Copy out the records word for word, from the start of the records through the line containing "text-line: 策和工作的班子其他成员的重要领导责任。 bbox=[128, 1016, 556, 1043]".

━━━━━━━━━━━━━━━━━━━━━━━━━━━━━━

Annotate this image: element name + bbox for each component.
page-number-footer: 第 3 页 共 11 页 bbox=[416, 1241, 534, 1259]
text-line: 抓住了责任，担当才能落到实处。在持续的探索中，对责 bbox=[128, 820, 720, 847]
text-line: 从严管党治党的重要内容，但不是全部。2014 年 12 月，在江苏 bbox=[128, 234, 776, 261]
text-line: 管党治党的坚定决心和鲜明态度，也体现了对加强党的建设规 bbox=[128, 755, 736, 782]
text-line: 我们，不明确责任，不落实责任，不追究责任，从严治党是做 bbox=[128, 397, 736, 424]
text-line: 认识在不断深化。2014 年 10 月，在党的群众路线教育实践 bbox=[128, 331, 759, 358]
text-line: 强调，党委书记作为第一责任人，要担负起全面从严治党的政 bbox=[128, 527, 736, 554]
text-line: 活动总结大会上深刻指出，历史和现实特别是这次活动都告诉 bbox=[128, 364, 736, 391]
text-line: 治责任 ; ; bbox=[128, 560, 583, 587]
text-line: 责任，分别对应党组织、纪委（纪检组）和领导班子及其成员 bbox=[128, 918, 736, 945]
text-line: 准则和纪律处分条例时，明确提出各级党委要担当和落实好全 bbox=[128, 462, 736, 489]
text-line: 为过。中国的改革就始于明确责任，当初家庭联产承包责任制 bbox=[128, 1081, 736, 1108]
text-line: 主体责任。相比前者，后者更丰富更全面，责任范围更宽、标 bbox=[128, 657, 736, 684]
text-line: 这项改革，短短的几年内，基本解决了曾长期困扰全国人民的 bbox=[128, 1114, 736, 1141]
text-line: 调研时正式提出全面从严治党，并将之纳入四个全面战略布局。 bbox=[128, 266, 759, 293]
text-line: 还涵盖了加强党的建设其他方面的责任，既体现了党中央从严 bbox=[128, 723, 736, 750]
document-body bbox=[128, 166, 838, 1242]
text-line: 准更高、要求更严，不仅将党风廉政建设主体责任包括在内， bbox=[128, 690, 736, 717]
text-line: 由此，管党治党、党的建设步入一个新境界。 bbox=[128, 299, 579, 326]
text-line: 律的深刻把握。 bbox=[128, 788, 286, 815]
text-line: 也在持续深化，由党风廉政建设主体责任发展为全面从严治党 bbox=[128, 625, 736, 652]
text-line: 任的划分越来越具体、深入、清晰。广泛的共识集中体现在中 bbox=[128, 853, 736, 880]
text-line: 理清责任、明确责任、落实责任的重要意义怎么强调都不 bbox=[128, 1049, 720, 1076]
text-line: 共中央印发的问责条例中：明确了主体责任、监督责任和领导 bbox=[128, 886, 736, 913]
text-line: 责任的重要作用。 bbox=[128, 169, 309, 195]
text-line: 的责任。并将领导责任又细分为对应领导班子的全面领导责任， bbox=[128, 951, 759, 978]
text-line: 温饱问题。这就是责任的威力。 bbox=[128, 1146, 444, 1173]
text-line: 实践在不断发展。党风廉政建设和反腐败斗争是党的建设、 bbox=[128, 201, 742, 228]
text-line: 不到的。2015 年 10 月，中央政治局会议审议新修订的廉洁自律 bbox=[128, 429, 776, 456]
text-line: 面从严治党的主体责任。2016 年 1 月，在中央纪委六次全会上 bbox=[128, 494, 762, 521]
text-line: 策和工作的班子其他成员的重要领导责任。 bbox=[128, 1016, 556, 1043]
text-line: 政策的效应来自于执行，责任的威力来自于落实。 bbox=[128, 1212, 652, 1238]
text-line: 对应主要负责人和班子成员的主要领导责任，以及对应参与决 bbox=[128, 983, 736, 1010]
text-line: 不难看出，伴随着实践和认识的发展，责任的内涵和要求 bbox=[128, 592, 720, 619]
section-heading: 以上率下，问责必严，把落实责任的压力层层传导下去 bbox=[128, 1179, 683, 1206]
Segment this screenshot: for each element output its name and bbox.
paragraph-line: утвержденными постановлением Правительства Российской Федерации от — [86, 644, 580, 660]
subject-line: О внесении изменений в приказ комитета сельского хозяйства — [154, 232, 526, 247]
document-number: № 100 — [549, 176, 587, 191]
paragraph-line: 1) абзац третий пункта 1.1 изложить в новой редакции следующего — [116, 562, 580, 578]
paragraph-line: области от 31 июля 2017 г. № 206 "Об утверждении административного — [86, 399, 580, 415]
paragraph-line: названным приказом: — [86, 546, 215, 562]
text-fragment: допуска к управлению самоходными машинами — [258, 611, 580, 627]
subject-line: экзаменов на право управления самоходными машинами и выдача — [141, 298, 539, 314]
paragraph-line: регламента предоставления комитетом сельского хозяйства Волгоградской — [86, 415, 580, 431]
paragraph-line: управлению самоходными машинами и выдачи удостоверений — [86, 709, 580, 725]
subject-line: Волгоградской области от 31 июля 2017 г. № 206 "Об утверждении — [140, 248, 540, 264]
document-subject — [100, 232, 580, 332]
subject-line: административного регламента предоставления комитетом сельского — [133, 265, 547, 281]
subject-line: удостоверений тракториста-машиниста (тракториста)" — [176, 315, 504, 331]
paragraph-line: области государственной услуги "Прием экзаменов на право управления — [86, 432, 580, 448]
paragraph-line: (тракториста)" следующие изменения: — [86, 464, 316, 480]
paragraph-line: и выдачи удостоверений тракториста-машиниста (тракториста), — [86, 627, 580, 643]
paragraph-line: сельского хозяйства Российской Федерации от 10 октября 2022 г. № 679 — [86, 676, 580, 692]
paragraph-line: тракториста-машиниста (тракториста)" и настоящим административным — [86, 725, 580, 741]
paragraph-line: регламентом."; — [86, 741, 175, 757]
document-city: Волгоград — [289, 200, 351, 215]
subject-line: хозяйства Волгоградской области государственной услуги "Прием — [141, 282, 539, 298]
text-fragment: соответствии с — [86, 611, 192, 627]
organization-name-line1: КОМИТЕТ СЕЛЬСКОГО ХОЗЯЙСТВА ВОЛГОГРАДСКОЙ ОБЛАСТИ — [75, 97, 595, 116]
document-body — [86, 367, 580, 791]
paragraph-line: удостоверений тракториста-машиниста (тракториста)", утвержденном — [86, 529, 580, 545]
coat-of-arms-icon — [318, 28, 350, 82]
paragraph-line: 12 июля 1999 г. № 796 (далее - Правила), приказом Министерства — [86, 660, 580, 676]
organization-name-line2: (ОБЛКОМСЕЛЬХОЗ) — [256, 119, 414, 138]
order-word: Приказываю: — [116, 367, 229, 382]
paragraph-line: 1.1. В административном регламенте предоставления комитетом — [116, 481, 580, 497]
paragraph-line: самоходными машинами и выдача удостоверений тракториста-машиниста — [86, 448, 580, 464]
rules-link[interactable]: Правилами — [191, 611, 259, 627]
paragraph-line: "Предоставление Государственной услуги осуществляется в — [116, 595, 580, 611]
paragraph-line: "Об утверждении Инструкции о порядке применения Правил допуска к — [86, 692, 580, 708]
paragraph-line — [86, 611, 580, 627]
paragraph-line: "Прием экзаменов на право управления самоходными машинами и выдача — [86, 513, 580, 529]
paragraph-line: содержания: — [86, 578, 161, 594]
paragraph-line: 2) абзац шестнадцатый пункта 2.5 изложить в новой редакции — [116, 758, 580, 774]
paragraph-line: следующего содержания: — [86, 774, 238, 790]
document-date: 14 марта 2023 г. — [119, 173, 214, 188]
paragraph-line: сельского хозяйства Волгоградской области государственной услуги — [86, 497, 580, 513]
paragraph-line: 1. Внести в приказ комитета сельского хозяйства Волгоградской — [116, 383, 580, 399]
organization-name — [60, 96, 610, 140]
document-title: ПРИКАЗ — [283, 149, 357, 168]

━━━━━━━━━━━━━━━━━━━━━━━━━━━━━━

● **Exercise solution**:
Annotate this image: element name + bbox for each component.
page-number-footer: 第 3 页 共 11 页 bbox=[416, 1241, 534, 1259]
text-line: 抓住了责任，担当才能落到实处。在持续的探索中，对责 bbox=[128, 820, 720, 847]
text-line: 从严管党治党的重要内容，但不是全部。2014 年 12 月，在江苏 bbox=[128, 234, 776, 261]
text-line: 管党治党的坚定决心和鲜明态度，也体现了对加强党的建设规 bbox=[128, 755, 736, 782]
text-line: 我们，不明确责任，不落实责任，不追究责任，从严治党是做 bbox=[128, 397, 736, 424]
text-line: 认识在不断深化。2014 年 10 月，在党的群众路线教育实践 bbox=[128, 331, 759, 358]
text-line: 强调，党委书记作为第一责任人，要担负起全面从严治党的政 bbox=[128, 527, 736, 554]
text-line: 活动总结大会上深刻指出，历史和现实特别是这次活动都告诉 bbox=[128, 364, 736, 391]
text-line: 治责任 ; ; bbox=[128, 560, 583, 587]
text-line: 责任，分别对应党组织、纪委（纪检组）和领导班子及其成员 bbox=[128, 918, 736, 945]
text-line: 准则和纪律处分条例时，明确提出各级党委要担当和落实好全 bbox=[128, 462, 736, 489]
text-line: 为过。中国的改革就始于明确责任，当初家庭联产承包责任制 bbox=[128, 1081, 736, 1108]
text-line: 主体责任。相比前者，后者更丰富更全面，责任范围更宽、标 bbox=[128, 657, 736, 684]
text-line: 这项改革，短短的几年内，基本解决了曾长期困扰全国人民的 bbox=[128, 1114, 736, 1141]
text-line: 调研时正式提出全面从严治党，并将之纳入四个全面战略布局。 bbox=[128, 266, 759, 293]
text-line: 还涵盖了加强党的建设其他方面的责任，既体现了党中央从严 bbox=[128, 723, 736, 750]
document-body bbox=[128, 166, 838, 1242]
text-line: 准更高、要求更严，不仅将党风廉政建设主体责任包括在内， bbox=[128, 690, 736, 717]
text-line: 由此，管党治党、党的建设步入一个新境界。 bbox=[128, 299, 579, 326]
text-line: 律的深刻把握。 bbox=[128, 788, 286, 815]
text-line: 也在持续深化，由党风廉政建设主体责任发展为全面从严治党 bbox=[128, 625, 736, 652]
text-line: 任的划分越来越具体、深入、清晰。广泛的共识集中体现在中 bbox=[128, 853, 736, 880]
text-line: 理清责任、明确责任、落实责任的重要意义怎么强调都不 bbox=[128, 1049, 720, 1076]
text-line: 共中央印发的问责条例中：明确了主体责任、监督责任和领导 bbox=[128, 886, 736, 913]
text-line: 责任的重要作用。 bbox=[128, 169, 309, 195]
text-line: 的责任。并将领导责任又细分为对应领导班子的全面领导责任， bbox=[128, 951, 759, 978]
text-line: 温饱问题。这就是责任的威力。 bbox=[128, 1146, 444, 1173]
text-line: 实践在不断发展。党风廉政建设和反腐败斗争是党的建设、 bbox=[128, 201, 742, 228]
text-line: 不到的。2015 年 10 月，中央政治局会议审议新修订的廉洁自律 bbox=[128, 429, 776, 456]
text-line: 面从严治党的主体责任。2016 年 1 月，在中央纪委六次全会上 bbox=[128, 494, 762, 521]
text-line: 策和工作的班子其他成员的重要领导责任。 bbox=[128, 1016, 556, 1043]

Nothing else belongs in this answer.